:: Stored rows ::
__________________________________________________
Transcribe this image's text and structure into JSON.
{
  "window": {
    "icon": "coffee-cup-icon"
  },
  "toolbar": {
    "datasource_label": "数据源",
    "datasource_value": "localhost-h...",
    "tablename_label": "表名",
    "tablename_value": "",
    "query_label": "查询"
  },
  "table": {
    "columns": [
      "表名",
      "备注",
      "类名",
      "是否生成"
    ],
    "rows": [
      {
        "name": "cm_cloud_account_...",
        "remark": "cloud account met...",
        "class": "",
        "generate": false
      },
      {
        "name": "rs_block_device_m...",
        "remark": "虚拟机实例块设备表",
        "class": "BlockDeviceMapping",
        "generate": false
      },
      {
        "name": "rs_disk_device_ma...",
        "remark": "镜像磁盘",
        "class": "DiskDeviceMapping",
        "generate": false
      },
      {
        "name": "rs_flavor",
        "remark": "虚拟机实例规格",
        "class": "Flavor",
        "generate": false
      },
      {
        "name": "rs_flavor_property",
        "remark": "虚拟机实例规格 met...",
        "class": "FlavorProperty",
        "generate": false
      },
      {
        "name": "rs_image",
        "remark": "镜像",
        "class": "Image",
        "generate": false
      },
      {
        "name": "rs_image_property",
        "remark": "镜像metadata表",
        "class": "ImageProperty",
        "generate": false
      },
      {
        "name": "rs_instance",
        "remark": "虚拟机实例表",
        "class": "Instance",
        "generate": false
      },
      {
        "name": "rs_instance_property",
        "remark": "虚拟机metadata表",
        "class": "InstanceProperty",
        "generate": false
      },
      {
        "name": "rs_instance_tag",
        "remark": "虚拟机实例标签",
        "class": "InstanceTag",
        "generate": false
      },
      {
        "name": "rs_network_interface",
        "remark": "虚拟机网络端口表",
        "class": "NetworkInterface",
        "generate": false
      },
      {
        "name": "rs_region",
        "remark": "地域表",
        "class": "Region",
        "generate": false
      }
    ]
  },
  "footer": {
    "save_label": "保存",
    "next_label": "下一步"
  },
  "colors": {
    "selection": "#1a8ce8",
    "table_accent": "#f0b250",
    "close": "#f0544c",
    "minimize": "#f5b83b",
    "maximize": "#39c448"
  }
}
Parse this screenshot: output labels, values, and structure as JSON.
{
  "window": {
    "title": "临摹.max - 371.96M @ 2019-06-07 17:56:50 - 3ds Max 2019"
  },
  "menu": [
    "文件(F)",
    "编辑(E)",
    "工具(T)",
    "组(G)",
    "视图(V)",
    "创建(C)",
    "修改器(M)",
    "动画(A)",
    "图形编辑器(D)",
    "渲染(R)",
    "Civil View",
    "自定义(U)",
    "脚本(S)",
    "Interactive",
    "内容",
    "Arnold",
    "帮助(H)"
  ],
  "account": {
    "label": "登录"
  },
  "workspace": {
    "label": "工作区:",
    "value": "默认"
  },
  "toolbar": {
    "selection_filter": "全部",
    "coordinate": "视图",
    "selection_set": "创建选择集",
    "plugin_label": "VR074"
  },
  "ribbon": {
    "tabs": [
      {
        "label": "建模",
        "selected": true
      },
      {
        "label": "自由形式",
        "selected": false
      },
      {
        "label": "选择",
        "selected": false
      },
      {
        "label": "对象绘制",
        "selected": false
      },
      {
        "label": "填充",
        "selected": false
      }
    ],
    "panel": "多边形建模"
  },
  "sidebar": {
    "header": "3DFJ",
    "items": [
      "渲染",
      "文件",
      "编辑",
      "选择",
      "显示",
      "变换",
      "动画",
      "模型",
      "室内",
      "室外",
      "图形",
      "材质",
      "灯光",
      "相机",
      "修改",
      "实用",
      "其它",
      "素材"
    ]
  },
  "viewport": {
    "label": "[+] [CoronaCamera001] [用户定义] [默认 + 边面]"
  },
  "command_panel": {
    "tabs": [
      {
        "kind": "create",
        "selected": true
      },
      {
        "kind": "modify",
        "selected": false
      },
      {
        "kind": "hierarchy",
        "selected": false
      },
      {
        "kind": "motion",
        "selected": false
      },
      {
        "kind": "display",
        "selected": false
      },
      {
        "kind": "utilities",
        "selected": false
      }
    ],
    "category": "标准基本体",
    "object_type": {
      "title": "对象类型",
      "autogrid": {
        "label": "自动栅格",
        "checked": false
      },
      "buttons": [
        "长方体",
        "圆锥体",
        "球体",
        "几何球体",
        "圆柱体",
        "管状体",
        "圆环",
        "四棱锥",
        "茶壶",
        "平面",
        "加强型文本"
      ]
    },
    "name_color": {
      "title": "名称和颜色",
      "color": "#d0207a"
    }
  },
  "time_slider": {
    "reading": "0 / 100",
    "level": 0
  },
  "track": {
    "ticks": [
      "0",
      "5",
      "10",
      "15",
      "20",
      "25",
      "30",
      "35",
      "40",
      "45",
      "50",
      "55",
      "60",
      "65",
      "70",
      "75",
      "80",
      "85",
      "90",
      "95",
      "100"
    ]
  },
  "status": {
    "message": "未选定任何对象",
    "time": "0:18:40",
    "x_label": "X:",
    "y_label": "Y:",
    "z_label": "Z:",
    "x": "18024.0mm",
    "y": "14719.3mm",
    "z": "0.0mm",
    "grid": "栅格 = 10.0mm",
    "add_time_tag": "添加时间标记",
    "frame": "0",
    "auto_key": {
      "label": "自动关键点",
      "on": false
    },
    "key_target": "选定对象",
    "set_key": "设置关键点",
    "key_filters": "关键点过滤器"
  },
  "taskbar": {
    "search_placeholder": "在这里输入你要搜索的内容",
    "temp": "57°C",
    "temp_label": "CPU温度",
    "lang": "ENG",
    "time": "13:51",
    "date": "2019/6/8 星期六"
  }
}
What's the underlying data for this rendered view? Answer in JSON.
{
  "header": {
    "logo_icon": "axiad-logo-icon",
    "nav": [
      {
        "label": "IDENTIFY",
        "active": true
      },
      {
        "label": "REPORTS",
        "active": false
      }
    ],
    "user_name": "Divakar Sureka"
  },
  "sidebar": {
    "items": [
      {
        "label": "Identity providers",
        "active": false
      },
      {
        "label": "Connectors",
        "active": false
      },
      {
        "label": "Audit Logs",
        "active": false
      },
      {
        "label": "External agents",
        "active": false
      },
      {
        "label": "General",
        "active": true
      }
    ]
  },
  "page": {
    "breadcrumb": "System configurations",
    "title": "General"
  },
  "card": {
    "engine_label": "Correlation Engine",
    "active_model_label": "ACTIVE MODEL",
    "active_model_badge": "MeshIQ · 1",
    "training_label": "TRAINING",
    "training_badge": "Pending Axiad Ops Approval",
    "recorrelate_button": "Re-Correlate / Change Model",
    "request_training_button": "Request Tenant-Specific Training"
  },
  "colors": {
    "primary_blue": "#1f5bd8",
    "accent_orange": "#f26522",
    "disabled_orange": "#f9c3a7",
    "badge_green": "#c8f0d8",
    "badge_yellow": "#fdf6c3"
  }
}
__________________________________________________
:: Challenge ::
Extract all the entries word for word.

:: Output of the task ::
Transcribe this image's text and structure into JSON.
{
  "window": {
    "icon": "coffee-cup-icon"
  },
  "toolbar": {
    "datasource_label": "数据源",
    "datasource_value": "localhost-h...",
    "tablename_label": "表名",
    "tablename_value": "",
    "query_label": "查询"
  },
  "table": {
    "columns": [
      "表名",
      "备注",
      "类名",
      "是否生成"
    ],
    "rows": [
      {
        "name": "cm_cloud_account_...",
        "remark": "cloud account met...",
        "class": "",
        "generate": false
      },
      {
        "name": "rs_block_device_m...",
        "remark": "虚拟机实例块设备表",
        "class": "BlockDeviceMapping",
        "generate": false
      },
      {
        "name": "rs_disk_device_ma...",
        "remark": "镜像磁盘",
        "class": "DiskDeviceMapping",
        "generate": false
      },
      {
        "name": "rs_flavor",
        "remark": "虚拟机实例规格",
        "class": "Flavor",
        "generate": false
      },
      {
        "name": "rs_flavor_property",
        "remark": "虚拟机实例规格 met...",
        "class": "FlavorProperty",
        "generate": false
      },
      {
        "name": "rs_image",
        "remark": "镜像",
        "class": "Image",
        "generate": false
      },
      {
        "name": "rs_image_property",
        "remark": "镜像metadata表",
        "class": "ImageProperty",
        "generate": false
      },
      {
        "name": "rs_instance",
        "remark": "虚拟机实例表",
        "class": "Instance",
        "generate": false
      },
      {
        "name": "rs_instance_property",
        "remark": "虚拟机metadata表",
        "class": "InstanceProperty",
        "generate": false
      },
      {
        "name": "rs_instance_tag",
        "remark": "虚拟机实例标签",
        "class": "InstanceTag",
        "generate": false
      },
      {
        "name": "rs_network_interface",
        "remark": "虚拟机网络端口表",
        "class": "NetworkInterface",
        "generate": false
      },
      {
        "name": "rs_region",
        "remark": "地域表",
        "class": "Region",
        "generate": false
      }
    ]
  },
  "footer": {
    "save_label": "保存",
    "next_label": "下一步"
  },
  "colors": {
    "selection": "#1a8ce8",
    "table_accent": "#f0b250",
    "close": "#f0544c",
    "minimize": "#f5b83b",
    "maximize": "#39c448"
  }
}
Parse this screenshot: output labels, values, and structure as JSON.
{
  "window": {
    "title": "临摹.max - 371.96M @ 2019-06-07 17:56:50 - 3ds Max 2019"
  },
  "menu": [
    "文件(F)",
    "编辑(E)",
    "工具(T)",
    "组(G)",
    "视图(V)",
    "创建(C)",
    "修改器(M)",
    "动画(A)",
    "图形编辑器(D)",
    "渲染(R)",
    "Civil View",
    "自定义(U)",
    "脚本(S)",
    "Interactive",
    "内容",
    "Arnold",
    "帮助(H)"
  ],
  "account": {
    "label": "登录"
  },
  "workspace": {
    "label": "工作区:",
    "value": "默认"
  },
  "toolbar": {
    "selection_filter": "全部",
    "coordinate": "视图",
    "selection_set": "创建选择集",
    "plugin_label": "VR074"
  },
  "ribbon": {
    "tabs": [
      {
        "label": "建模",
        "selected": true
      },
      {
        "label": "自由形式",
        "selected": false
      },
      {
        "label": "选择",
        "selected": false
      },
      {
        "label": "对象绘制",
        "selected": false
      },
      {
        "label": "填充",
        "selected": false
      }
    ],
    "panel": "多边形建模"
  },
  "sidebar": {
    "header": "3DFJ",
    "items": [
      "渲染",
      "文件",
      "编辑",
      "选择",
      "显示",
      "变换",
      "动画",
      "模型",
      "室内",
      "室外",
      "图形",
      "材质",
      "灯光",
      "相机",
      "修改",
      "实用",
      "其它",
      "素材"
    ]
  },
  "viewport": {
    "label": "[+] [CoronaCamera001] [用户定义] [默认 + 边面]"
  },
  "command_panel": {
    "tabs": [
      {
        "kind": "create",
        "selected": true
      },
      {
        "kind": "modify",
        "selected": false
      },
      {
        "kind": "hierarchy",
        "selected": false
      },
      {
        "kind": "motion",
        "selected": false
      },
      {
        "kind": "display",
        "selected": false
      },
      {
        "kind": "utilities",
        "selected": false
      }
    ],
    "category": "标准基本体",
    "object_type": {
      "title": "对象类型",
      "autogrid": {
        "label": "自动栅格",
        "checked": false
      },
      "buttons": [
        "长方体",
        "圆锥体",
        "球体",
        "几何球体",
        "圆柱体",
        "管状体",
        "圆环",
        "四棱锥",
        "茶壶",
        "平面",
        "加强型文本"
      ]
    },
    "name_color": {
      "title": "名称和颜色",
      "color": "#d0207a"
    }
  },
  "time_slider": {
    "reading": "0 / 100",
    "level": 0
  },
  "track": {
    "ticks": [
      "0",
      "5",
      "10",
      "15",
      "20",
      "25",
      "30",
      "35",
      "40",
      "45",
      "50",
      "55",
      "60",
      "65",
      "70",
      "75",
      "80",
      "85",
      "90",
      "95",
      "100"
    ]
  },
  "status": {
    "message": "未选定任何对象",
    "time": "0:18:40",
    "x_label": "X:",
    "y_label": "Y:",
    "z_label": "Z:",
    "x": "18024.0mm",
    "y": "14719.3mm",
    "z": "0.0mm",
    "grid": "栅格 = 10.0mm",
    "add_time_tag": "添加时间标记",
    "frame": "0",
    "auto_key": {
      "label": "自动关键点",
      "on": false
    },
    "key_target": "选定对象",
    "set_key": "设置关键点",
    "key_filters": "关键点过滤器"
  },
  "taskbar": {
    "search_placeholder": "在这里输入你要搜索的内容",
    "temp": "57°C",
    "temp_label": "CPU温度",
    "lang": "ENG",
    "time": "13:51",
    "date": "2019/6/8 星期六"
  }
}
What's the underlying data for this rendered view? Answer in JSON.
{
  "header": {
    "logo_icon": "axiad-logo-icon",
    "nav": [
      {
        "label": "IDENTIFY",
        "active": true
      },
      {
        "label": "REPORTS",
        "active": false
      }
    ],
    "user_name": "Divakar Sureka"
  },
  "sidebar": {
    "items": [
      {
        "label": "Identity providers",
        "active": false
      },
      {
        "label": "Connectors",
        "active": false
      },
      {
        "label": "Audit Logs",
        "active": false
      },
      {
        "label": "External agents",
        "active": false
      },
      {
        "label": "General",
        "active": true
      }
    ]
  },
  "page": {
    "breadcrumb": "System configurations",
    "title": "General"
  },
  "card": {
    "engine_label": "Correlation Engine",
    "active_model_label": "ACTIVE MODEL",
    "active_model_badge": "MeshIQ · 1",
    "training_label": "TRAINING",
    "training_badge": "Pending Axiad Ops Approval",
    "recorrelate_button": "Re-Correlate / Change Model",
    "request_training_button": "Request Tenant-Specific Training"
  },
  "colors": {
    "primary_blue": "#1f5bd8",
    "accent_orange": "#f26522",
    "disabled_orange": "#f9c3a7",
    "badge_green": "#c8f0d8",
    "badge_yellow": "#fdf6c3"
  }
}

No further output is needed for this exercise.